● **GIVEN TASK**: Give all the lines below again, exactly, with no pictures.

# START OF SUPPLIED ENTRIES

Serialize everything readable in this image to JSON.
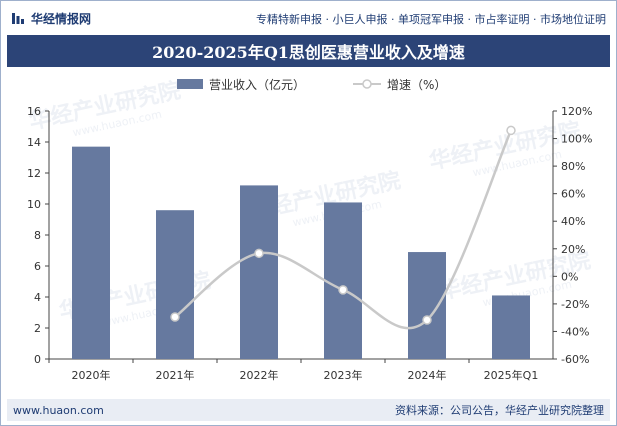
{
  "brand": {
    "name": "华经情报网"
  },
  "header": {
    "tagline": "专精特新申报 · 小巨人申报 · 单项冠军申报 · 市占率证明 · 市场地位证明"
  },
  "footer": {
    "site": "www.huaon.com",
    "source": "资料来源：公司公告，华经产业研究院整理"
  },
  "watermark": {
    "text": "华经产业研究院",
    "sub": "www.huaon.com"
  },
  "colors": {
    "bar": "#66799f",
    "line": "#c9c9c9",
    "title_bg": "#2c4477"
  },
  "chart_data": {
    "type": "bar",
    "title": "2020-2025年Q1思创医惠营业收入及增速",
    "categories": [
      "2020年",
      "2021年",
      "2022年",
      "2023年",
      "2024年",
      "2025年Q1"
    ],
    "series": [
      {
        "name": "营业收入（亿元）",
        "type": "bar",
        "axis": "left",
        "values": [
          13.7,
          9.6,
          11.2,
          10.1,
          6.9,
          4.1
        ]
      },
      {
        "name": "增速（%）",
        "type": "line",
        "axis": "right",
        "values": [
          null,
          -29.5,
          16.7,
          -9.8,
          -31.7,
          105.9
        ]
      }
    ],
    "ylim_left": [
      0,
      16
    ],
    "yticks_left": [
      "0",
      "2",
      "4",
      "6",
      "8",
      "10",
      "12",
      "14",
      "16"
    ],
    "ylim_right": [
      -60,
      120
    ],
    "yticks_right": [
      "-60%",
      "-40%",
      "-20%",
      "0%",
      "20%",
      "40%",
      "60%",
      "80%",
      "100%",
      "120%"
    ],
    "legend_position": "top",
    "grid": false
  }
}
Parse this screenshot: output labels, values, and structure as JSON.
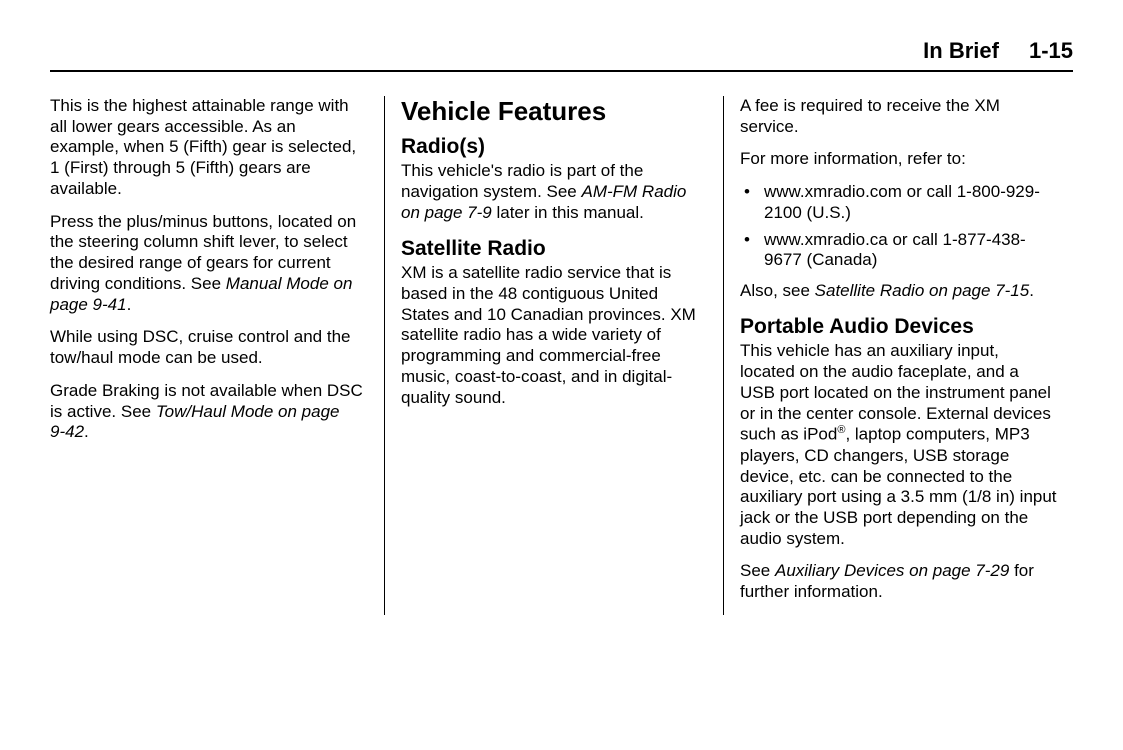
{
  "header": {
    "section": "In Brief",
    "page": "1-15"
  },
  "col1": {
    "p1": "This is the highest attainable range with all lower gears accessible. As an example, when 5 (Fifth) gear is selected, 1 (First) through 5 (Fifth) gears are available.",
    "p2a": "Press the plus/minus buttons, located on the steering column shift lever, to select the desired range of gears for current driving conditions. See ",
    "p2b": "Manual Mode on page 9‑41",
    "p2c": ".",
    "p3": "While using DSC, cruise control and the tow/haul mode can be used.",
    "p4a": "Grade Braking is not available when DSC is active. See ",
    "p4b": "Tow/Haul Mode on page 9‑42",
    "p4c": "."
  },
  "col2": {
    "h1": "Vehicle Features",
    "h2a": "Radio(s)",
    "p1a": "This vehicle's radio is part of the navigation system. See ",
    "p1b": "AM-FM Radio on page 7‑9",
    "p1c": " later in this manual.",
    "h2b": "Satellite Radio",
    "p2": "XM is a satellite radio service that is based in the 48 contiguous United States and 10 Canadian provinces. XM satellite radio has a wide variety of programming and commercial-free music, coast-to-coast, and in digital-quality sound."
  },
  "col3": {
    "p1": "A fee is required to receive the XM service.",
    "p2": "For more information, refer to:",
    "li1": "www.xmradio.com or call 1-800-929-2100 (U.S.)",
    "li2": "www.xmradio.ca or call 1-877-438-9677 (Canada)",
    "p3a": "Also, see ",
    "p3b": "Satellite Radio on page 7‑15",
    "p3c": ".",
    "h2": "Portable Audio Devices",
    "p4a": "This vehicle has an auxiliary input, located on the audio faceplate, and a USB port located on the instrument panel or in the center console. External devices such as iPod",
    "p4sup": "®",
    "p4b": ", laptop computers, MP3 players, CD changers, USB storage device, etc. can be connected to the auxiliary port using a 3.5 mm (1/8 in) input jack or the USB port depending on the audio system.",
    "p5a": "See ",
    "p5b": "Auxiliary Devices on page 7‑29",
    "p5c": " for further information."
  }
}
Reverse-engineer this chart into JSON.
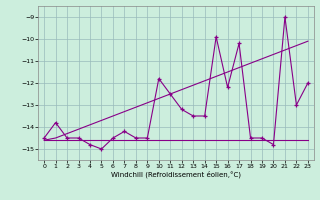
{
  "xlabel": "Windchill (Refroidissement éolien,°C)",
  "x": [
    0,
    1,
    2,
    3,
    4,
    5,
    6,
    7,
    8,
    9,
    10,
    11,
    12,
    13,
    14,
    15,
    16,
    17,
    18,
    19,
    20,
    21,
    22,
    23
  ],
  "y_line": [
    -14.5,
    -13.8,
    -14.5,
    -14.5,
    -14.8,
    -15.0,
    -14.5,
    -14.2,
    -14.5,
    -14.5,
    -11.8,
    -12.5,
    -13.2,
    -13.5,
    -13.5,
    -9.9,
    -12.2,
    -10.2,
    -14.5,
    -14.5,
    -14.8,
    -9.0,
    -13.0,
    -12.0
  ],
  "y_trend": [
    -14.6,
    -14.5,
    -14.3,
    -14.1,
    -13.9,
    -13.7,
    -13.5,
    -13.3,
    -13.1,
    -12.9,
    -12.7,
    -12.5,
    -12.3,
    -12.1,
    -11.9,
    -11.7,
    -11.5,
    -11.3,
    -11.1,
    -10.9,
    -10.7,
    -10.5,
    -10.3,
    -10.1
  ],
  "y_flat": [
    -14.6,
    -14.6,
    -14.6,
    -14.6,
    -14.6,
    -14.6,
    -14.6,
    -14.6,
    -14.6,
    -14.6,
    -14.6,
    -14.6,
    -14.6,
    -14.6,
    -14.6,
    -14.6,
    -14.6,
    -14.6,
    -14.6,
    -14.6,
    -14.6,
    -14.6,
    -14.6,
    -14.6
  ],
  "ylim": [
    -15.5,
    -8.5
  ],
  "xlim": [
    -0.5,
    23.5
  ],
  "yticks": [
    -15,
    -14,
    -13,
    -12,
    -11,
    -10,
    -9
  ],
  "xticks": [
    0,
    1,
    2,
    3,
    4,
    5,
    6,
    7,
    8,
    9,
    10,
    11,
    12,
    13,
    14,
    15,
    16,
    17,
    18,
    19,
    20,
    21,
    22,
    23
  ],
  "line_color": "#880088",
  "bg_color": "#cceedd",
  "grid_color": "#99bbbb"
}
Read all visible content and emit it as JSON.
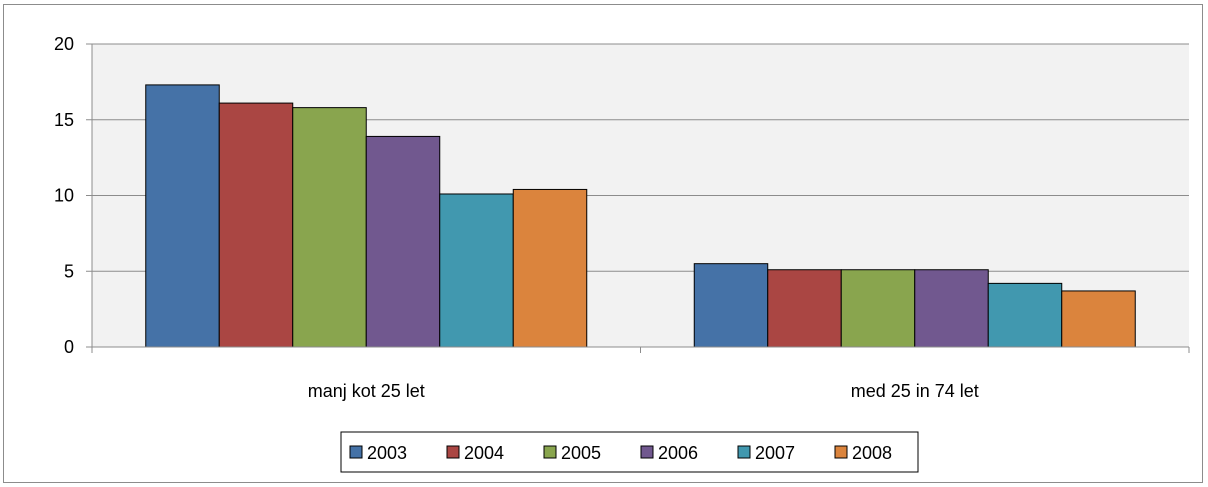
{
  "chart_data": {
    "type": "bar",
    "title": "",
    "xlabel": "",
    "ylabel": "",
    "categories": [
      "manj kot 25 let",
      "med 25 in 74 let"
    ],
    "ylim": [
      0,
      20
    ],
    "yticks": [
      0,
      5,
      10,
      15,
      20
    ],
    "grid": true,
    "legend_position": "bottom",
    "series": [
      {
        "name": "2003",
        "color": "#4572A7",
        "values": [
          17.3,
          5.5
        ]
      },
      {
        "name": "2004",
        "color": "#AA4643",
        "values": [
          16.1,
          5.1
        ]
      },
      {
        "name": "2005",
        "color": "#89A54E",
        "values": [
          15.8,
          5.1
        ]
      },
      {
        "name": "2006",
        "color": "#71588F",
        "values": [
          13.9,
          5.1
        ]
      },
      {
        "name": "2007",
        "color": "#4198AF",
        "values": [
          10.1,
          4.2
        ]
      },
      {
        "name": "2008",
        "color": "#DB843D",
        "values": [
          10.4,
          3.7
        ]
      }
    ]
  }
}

# END OF SUPPLIED ENTRIES

● **RESULT FOR THIS TASK**:
Serialize everything readable in this image to JSON.
{
  "brand": {
    "name": "华经情报网"
  },
  "header": {
    "tagline": "专精特新申报 · 小巨人申报 · 单项冠军申报 · 市占率证明 · 市场地位证明"
  },
  "footer": {
    "site": "www.huaon.com",
    "source": "资料来源：公司公告，华经产业研究院整理"
  },
  "watermark": {
    "text": "华经产业研究院",
    "sub": "www.huaon.com"
  },
  "colors": {
    "bar": "#66799f",
    "line": "#c9c9c9",
    "title_bg": "#2c4477"
  },
  "chart_data": {
    "type": "bar",
    "title": "2020-2025年Q1思创医惠营业收入及增速",
    "categories": [
      "2020年",
      "2021年",
      "2022年",
      "2023年",
      "2024年",
      "2025年Q1"
    ],
    "series": [
      {
        "name": "营业收入（亿元）",
        "type": "bar",
        "axis": "left",
        "values": [
          13.7,
          9.6,
          11.2,
          10.1,
          6.9,
          4.1
        ]
      },
      {
        "name": "增速（%）",
        "type": "line",
        "axis": "right",
        "values": [
          null,
          -29.5,
          16.7,
          -9.8,
          -31.7,
          105.9
        ]
      }
    ],
    "ylim_left": [
      0,
      16
    ],
    "yticks_left": [
      "0",
      "2",
      "4",
      "6",
      "8",
      "10",
      "12",
      "14",
      "16"
    ],
    "ylim_right": [
      -60,
      120
    ],
    "yticks_right": [
      "-60%",
      "-40%",
      "-20%",
      "0%",
      "20%",
      "40%",
      "60%",
      "80%",
      "100%",
      "120%"
    ],
    "legend_position": "top",
    "grid": false
  }
}
Parse this screenshot: output labels, values, and structure as JSON.
{
  "header": {
    "section": "In Brief",
    "page": "1-15"
  },
  "col1": {
    "p1": "This is the highest attainable range with all lower gears accessible. As an example, when 5 (Fifth) gear is selected, 1 (First) through 5 (Fifth) gears are available.",
    "p2a": "Press the plus/minus buttons, located on the steering column shift lever, to select the desired range of gears for current driving conditions. See ",
    "p2b": "Manual Mode on page 9‑41",
    "p2c": ".",
    "p3": "While using DSC, cruise control and the tow/haul mode can be used.",
    "p4a": "Grade Braking is not available when DSC is active. See ",
    "p4b": "Tow/Haul Mode on page 9‑42",
    "p4c": "."
  },
  "col2": {
    "h1": "Vehicle Features",
    "h2a": "Radio(s)",
    "p1a": "This vehicle's radio is part of the navigation system. See ",
    "p1b": "AM-FM Radio on page 7‑9",
    "p1c": " later in this manual.",
    "h2b": "Satellite Radio",
    "p2": "XM is a satellite radio service that is based in the 48 contiguous United States and 10 Canadian provinces. XM satellite radio has a wide variety of programming and commercial-free music, coast-to-coast, and in digital-quality sound."
  },
  "col3": {
    "p1": "A fee is required to receive the XM service.",
    "p2": "For more information, refer to:",
    "li1": "www.xmradio.com or call 1-800-929-2100 (U.S.)",
    "li2": "www.xmradio.ca or call 1-877-438-9677 (Canada)",
    "p3a": "Also, see ",
    "p3b": "Satellite Radio on page 7‑15",
    "p3c": ".",
    "h2": "Portable Audio Devices",
    "p4a": "This vehicle has an auxiliary input, located on the audio faceplate, and a USB port located on the instrument panel or in the center console. External devices such as iPod",
    "p4sup": "®",
    "p4b": ", laptop computers, MP3 players, CD changers, USB storage device, etc. can be connected to the auxiliary port using a 3.5 mm (1/8 in) input jack or the USB port depending on the audio system.",
    "p5a": "See ",
    "p5b": "Auxiliary Devices on page 7‑29",
    "p5c": " for further information."
  }
}
Reverse-engineer this chart into JSON.
{
  "xlabel": "Windchill (Refroidissement éolien,°C)",
  "x": [
    0,
    1,
    2,
    3,
    4,
    5,
    6,
    7,
    8,
    9,
    10,
    11,
    12,
    13,
    14,
    15,
    16,
    17,
    18,
    19,
    20,
    21,
    22,
    23
  ],
  "y_line": [
    -14.5,
    -13.8,
    -14.5,
    -14.5,
    -14.8,
    -15.0,
    -14.5,
    -14.2,
    -14.5,
    -14.5,
    -11.8,
    -12.5,
    -13.2,
    -13.5,
    -13.5,
    -9.9,
    -12.2,
    -10.2,
    -14.5,
    -14.5,
    -14.8,
    -9.0,
    -13.0,
    -12.0
  ],
  "y_trend": [
    -14.6,
    -14.5,
    -14.3,
    -14.1,
    -13.9,
    -13.7,
    -13.5,
    -13.3,
    -13.1,
    -12.9,
    -12.7,
    -12.5,
    -12.3,
    -12.1,
    -11.9,
    -11.7,
    -11.5,
    -11.3,
    -11.1,
    -10.9,
    -10.7,
    -10.5,
    -10.3,
    -10.1
  ],
  "y_flat": [
    -14.6,
    -14.6,
    -14.6,
    -14.6,
    -14.6,
    -14.6,
    -14.6,
    -14.6,
    -14.6,
    -14.6,
    -14.6,
    -14.6,
    -14.6,
    -14.6,
    -14.6,
    -14.6,
    -14.6,
    -14.6,
    -14.6,
    -14.6,
    -14.6,
    -14.6,
    -14.6,
    -14.6
  ],
  "ylim": [
    -15.5,
    -8.5
  ],
  "xlim": [
    -0.5,
    23.5
  ],
  "yticks": [
    -15,
    -14,
    -13,
    -12,
    -11,
    -10,
    -9
  ],
  "xticks": [
    0,
    1,
    2,
    3,
    4,
    5,
    6,
    7,
    8,
    9,
    10,
    11,
    12,
    13,
    14,
    15,
    16,
    17,
    18,
    19,
    20,
    21,
    22,
    23
  ],
  "line_color": "#880088",
  "bg_color": "#cceedd",
  "grid_color": "#99bbbb"
}
Read all visible content and emit it as JSON.
{
  "chart_data": {
    "type": "bar",
    "title": "",
    "xlabel": "",
    "ylabel": "",
    "categories": [
      "manj kot 25 let",
      "med 25 in 74 let"
    ],
    "ylim": [
      0,
      20
    ],
    "yticks": [
      0,
      5,
      10,
      15,
      20
    ],
    "grid": true,
    "legend_position": "bottom",
    "series": [
      {
        "name": "2003",
        "color": "#4572A7",
        "values": [
          17.3,
          5.5
        ]
      },
      {
        "name": "2004",
        "color": "#AA4643",
        "values": [
          16.1,
          5.1
        ]
      },
      {
        "name": "2005",
        "color": "#89A54E",
        "values": [
          15.8,
          5.1
        ]
      },
      {
        "name": "2006",
        "color": "#71588F",
        "values": [
          13.9,
          5.1
        ]
      },
      {
        "name": "2007",
        "color": "#4198AF",
        "values": [
          10.1,
          4.2
        ]
      },
      {
        "name": "2008",
        "color": "#DB843D",
        "values": [
          10.4,
          3.7
        ]
      }
    ]
  }
}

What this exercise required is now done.